● **Work to complete**
Look for "March" in the listing below. Gather each line that contains it.

# start of Dataset content

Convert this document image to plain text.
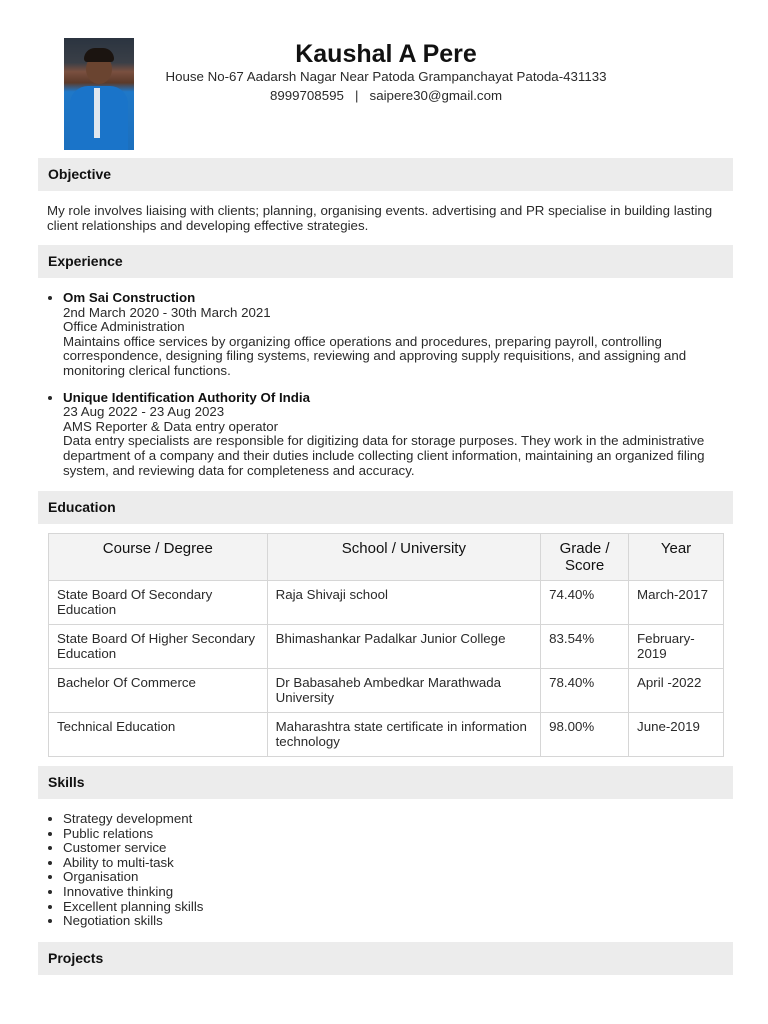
Kaushal A Pere
House No-67 Aadarsh Nagar Near Patoda Grampanchayat Patoda-431133
8999708595 | saipere30@gmail.com
Objective
My role involves liaising with clients; planning, organising events. advertising and PR specialise in building lasting client relationships and developing effective strategies.
Experience
• Om Sai Construction
2nd March 2020 - 30th March 2021
Office Administration
Maintains office services by organizing office operations and procedures, preparing payroll, controlling correspondence, designing filing systems, reviewing and approving supply requisitions, and assigning and monitoring clerical functions.
• Unique Identification Authority Of India
23 Aug 2022 - 23 Aug 2023
AMS Reporter & Data entry operator
Data entry specialists are responsible for digitizing data for storage purposes. They work in the administrative department of a company and their duties include collecting client information, maintaining an organized filing system, and reviewing data for completeness and accuracy.
Education
Course / Degree	School / University	Grade / Score	Year
State Board Of Secondary Education	Raja Shivaji school	74.40%	March-2017
State Board Of Higher Secondary Education	Bhimashankar Padalkar Junior College	83.54%	February-2019
Bachelor Of Commerce	Dr Babasaheb Ambedkar Marathwada University	78.40%	April -2022
Technical Education	Maharashtra state certificate in information technology	98.00%	June-2019
Skills
• Strategy development
• Public relations
• Customer service
• Ability to multi-task
• Organisation
• Innovative thinking
• Excellent planning skills
• Negotiation skills
Projects
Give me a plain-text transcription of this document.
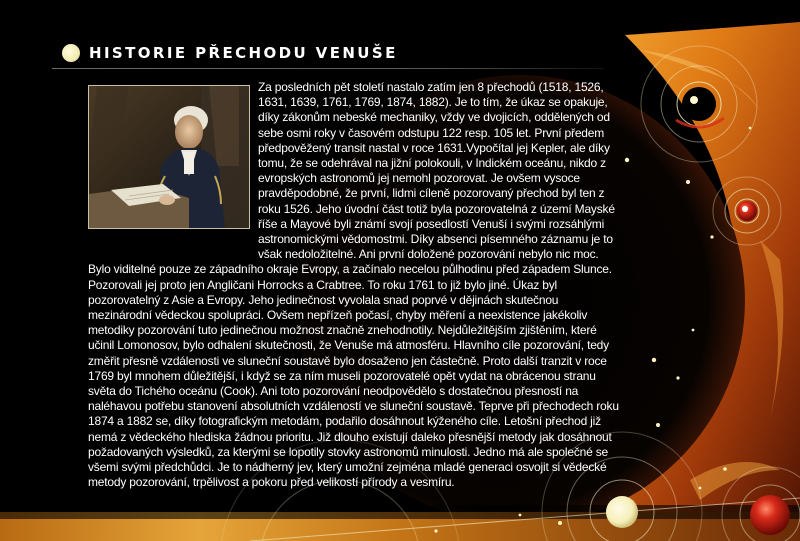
HISTORIE PŘECHODU VENUŠE

Za posledních pět století nastalo zatím jen 8 přechodů (1518, 1526, 1631, 1639, 1761, 1769, 1874, 1882). Je to tím, že úkaz se opakuje, díky zákonům nebeské mechaniky, vždy ve dvojicích, oddělených od sebe osmi roky v časovém odstupu 122 resp. 105 let. První předem předpověžený transit nastal v roce 1631.Vypočítal jej Kepler, ale díky tomu, že se odehrával na jižní polokouli, v Indickém oceánu, nikdo z evropských astronomů jej nemohl pozorovat. Je ovšem vysoce pravděpodobné, že první, lidmi cíleně pozorovaný přechod byl ten z roku 1526. Jeho úvodní část totiž byla pozorovatelná z území Mayské říše a Mayové byli známí svojí posedlostí Venuší i svými rozsáhlými astronomickými vědomostmi. Díky absenci písemného záznamu je to však nedoložitelné. Ani první doložené pozorování nebylo nic moc. Bylo viditelné pouze ze západního okraje Evropy, a začínalo necelou půlhodinu před západem Slunce. Pozorovali jej proto jen Angličani Horrocks a Crabtree. To roku 1761 to již bylo jiné. Úkaz byl pozorovatelný z Asie a Evropy. Jeho jedinečnost vyvolala snad poprvé v dějinách skutečnou mezinárodní vědeckou spolupráci. Ovšem nepřízeň počasí, chyby měření a neexistence jakékoliv metodiky pozorování tuto jedinečnou možnost značně znehodnotily. Nejdůležitějším zjištěním, které učinil Lomonosov, bylo odhalení skutečnosti, že Venuše má atmosféru. Hlavního cíle pozorování, tedy změřit přesně vzdálenosti ve sluneční soustavě bylo dosaženo jen částečně. Proto další tranzit v roce 1769 byl mnohem důležitější, i když se za ním museli pozorovatelé opět vydat na obrácenou stranu světa do Tichého oceánu (Cook). Ani toto pozorování neodpovědělo s dostatečnou přesností na naléhavou potřebu stanovení absolutních vzdáleností ve sluneční soustavě. Teprve při přechodech roku 1874 a 1882 se, díky fotografickým metodám, podařilo dosáhnout kýženého cíle. Letošní přechod již nemá z vědeckého hlediska žádnou prioritu. Již dlouho existují daleko přesnější metody jak dosáhnout požadovaných výsledků, za kterými se lopotily stovky astronomů minulosti. Jedno má ale společné se všemi svými předchůdci. Je to nádherný jev, který umožní zejména mladé generaci osvojit si vědecké metody pozorování, trpělivost a pokoru před velikostí přírody a vesmíru.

# end of Dataset content

● **Completed exercise**
2nd March 2020 - 30th March 2021
State Board Of Secondary Education	Raja Shivaji school	74.40%	March-2017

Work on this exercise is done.